### [PROBLEM DESCRIPTION]
Answer with one number: how many lines have "residual".
··· DATASET ROWS ···
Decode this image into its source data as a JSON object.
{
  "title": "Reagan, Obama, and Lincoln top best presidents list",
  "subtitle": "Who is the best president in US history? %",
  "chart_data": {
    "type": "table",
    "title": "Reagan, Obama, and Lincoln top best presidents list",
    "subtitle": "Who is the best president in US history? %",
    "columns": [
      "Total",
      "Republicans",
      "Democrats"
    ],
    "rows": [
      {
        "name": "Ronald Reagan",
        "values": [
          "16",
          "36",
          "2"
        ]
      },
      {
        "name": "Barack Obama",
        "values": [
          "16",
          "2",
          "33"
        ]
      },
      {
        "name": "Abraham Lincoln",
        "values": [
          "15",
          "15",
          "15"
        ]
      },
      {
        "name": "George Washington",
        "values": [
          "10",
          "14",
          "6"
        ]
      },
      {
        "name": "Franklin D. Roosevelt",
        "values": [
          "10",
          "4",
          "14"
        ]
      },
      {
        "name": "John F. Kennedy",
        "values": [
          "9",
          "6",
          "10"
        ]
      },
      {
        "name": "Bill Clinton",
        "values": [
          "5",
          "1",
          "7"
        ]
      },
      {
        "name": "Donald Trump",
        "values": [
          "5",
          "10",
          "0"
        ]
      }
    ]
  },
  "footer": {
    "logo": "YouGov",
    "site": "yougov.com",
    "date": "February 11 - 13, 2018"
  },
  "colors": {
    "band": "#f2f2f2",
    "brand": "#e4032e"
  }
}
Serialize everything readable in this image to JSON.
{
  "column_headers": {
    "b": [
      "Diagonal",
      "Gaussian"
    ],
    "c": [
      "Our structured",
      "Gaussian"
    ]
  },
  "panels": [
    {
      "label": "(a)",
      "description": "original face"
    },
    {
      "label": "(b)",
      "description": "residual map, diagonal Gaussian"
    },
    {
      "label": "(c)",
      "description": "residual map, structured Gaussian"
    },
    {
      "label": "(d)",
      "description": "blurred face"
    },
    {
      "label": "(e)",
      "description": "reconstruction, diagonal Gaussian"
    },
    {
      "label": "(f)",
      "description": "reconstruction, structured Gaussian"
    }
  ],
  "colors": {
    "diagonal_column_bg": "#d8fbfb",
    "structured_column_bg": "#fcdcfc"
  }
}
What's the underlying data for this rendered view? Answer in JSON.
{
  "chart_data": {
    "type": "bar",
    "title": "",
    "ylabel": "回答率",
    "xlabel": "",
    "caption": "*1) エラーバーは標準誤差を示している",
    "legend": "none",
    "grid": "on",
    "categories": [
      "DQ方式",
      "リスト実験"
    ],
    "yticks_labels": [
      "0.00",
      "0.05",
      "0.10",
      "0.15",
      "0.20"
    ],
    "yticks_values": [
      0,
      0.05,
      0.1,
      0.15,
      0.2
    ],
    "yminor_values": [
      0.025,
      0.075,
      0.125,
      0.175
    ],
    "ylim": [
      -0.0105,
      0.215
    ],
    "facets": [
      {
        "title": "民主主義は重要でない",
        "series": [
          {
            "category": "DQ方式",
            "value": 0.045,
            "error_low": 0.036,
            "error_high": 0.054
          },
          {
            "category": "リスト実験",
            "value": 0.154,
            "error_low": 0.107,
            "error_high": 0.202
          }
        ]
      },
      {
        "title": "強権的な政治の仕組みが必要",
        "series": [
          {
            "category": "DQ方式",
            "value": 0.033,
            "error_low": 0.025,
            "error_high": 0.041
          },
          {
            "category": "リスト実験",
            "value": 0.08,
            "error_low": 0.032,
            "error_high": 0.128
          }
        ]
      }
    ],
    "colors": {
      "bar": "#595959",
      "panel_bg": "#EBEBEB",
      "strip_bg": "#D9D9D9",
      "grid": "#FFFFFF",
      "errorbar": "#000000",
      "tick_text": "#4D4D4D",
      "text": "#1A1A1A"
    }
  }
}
···
### [SOLUTION BELOW]
2